--- BEGIN Data extract ---

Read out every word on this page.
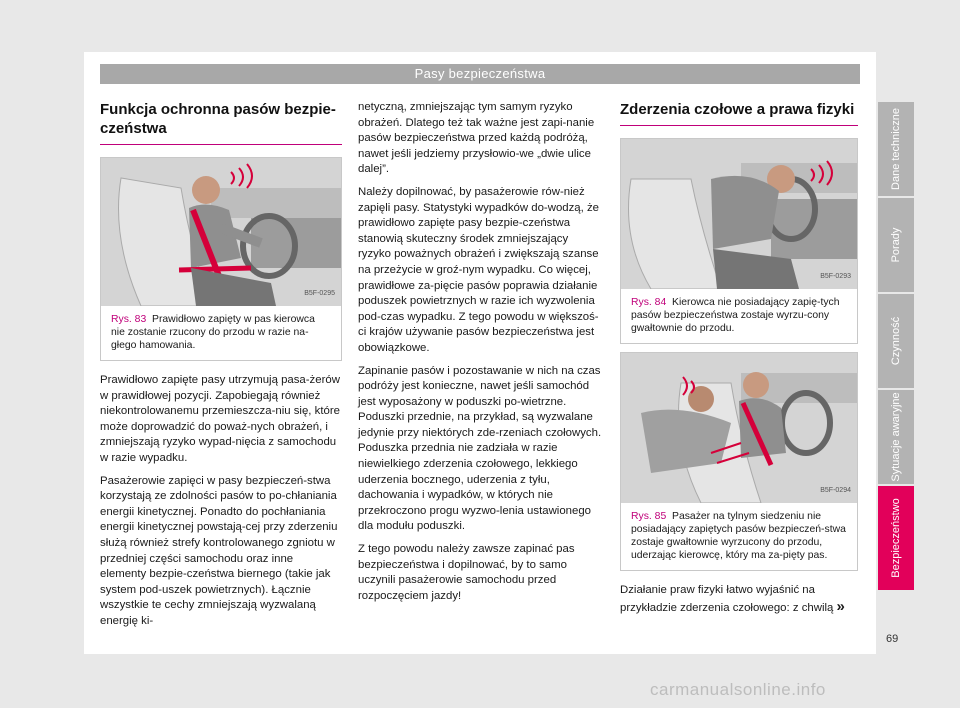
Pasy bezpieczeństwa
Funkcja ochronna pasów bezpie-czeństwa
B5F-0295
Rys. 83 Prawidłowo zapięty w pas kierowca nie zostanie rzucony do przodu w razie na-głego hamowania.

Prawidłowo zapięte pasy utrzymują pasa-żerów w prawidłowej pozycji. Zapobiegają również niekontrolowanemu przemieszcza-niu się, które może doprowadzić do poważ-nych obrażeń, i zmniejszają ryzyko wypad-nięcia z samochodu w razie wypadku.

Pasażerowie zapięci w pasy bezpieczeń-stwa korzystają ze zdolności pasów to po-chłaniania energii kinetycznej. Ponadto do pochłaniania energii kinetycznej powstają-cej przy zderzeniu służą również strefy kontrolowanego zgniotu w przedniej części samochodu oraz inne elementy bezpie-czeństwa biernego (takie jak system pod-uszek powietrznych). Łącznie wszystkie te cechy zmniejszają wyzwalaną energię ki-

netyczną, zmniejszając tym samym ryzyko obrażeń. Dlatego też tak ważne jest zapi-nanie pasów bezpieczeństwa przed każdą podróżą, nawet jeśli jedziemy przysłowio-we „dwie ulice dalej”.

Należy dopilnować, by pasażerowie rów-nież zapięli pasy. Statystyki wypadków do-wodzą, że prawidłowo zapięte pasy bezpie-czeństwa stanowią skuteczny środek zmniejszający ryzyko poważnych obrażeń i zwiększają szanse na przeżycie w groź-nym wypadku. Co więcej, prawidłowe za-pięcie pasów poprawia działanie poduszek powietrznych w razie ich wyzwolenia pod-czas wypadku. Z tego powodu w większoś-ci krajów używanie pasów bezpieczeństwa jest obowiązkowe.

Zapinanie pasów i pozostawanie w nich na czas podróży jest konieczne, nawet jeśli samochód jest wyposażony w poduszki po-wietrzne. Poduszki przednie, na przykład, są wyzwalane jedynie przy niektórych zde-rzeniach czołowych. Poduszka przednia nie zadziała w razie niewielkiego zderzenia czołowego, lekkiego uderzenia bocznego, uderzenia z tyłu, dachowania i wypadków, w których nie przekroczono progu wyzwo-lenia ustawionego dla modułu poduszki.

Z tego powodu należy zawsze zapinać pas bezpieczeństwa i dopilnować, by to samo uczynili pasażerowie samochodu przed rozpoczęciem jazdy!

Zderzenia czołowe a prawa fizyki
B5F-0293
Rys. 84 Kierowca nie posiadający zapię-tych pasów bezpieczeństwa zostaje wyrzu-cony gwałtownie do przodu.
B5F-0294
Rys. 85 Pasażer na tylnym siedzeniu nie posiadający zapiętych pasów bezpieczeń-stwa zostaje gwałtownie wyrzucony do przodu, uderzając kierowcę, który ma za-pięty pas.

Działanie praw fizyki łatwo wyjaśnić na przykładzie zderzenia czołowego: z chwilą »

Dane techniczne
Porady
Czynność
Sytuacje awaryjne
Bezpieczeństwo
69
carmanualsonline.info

--- END Data extract ---

Set task:
Pictures stay out; repeat all the rest of the records exactly.

Answer to this exercise:
Read out every word on this page.
Pasy bezpieczeństwa
Funkcja ochronna pasów bezpie-czeństwa
B5F-0295
Rys. 83 Prawidłowo zapięty w pas kierowca nie zostanie rzucony do przodu w razie na-głego hamowania.

Prawidłowo zapięte pasy utrzymują pasa-żerów w prawidłowej pozycji. Zapobiegają również niekontrolowanemu przemieszcza-niu się, które może doprowadzić do poważ-nych obrażeń, i zmniejszają ryzyko wypad-nięcia z samochodu w razie wypadku.

Pasażerowie zapięci w pasy bezpieczeń-stwa korzystają ze zdolności pasów to po-chłaniania energii kinetycznej. Ponadto do pochłaniania energii kinetycznej powstają-cej przy zderzeniu służą również strefy kontrolowanego zgniotu w przedniej części samochodu oraz inne elementy bezpie-czeństwa biernego (takie jak system pod-uszek powietrznych). Łącznie wszystkie te cechy zmniejszają wyzwalaną energię ki-

netyczną, zmniejszając tym samym ryzyko obrażeń. Dlatego też tak ważne jest zapi-nanie pasów bezpieczeństwa przed każdą podróżą, nawet jeśli jedziemy przysłowio-we „dwie ulice dalej”.

Należy dopilnować, by pasażerowie rów-nież zapięli pasy. Statystyki wypadków do-wodzą, że prawidłowo zapięte pasy bezpie-czeństwa stanowią skuteczny środek zmniejszający ryzyko poważnych obrażeń i zwiększają szanse na przeżycie w groź-nym wypadku. Co więcej, prawidłowe za-pięcie pasów poprawia działanie poduszek powietrznych w razie ich wyzwolenia pod-czas wypadku. Z tego powodu w większoś-ci krajów używanie pasów bezpieczeństwa jest obowiązkowe.

Zapinanie pasów i pozostawanie w nich na czas podróży jest konieczne, nawet jeśli samochód jest wyposażony w poduszki po-wietrzne. Poduszki przednie, na przykład, są wyzwalane jedynie przy niektórych zde-rzeniach czołowych. Poduszka przednia nie zadziała w razie niewielkiego zderzenia czołowego, lekkiego uderzenia bocznego, uderzenia z tyłu, dachowania i wypadków, w których nie przekroczono progu wyzwo-lenia ustawionego dla modułu poduszki.

Z tego powodu należy zawsze zapinać pas bezpieczeństwa i dopilnować, by to samo uczynili pasażerowie samochodu przed rozpoczęciem jazdy!

Zderzenia czołowe a prawa fizyki
B5F-0293
Rys. 84 Kierowca nie posiadający zapię-tych pasów bezpieczeństwa zostaje wyrzu-cony gwałtownie do przodu.
B5F-0294
Rys. 85 Pasażer na tylnym siedzeniu nie posiadający zapiętych pasów bezpieczeń-stwa zostaje gwałtownie wyrzucony do przodu, uderzając kierowcę, który ma za-pięty pas.

Działanie praw fizyki łatwo wyjaśnić na przykładzie zderzenia czołowego: z chwilą »

Dane techniczne
Porady
Czynność
Sytuacje awaryjne
Bezpieczeństwo
69
carmanualsonline.info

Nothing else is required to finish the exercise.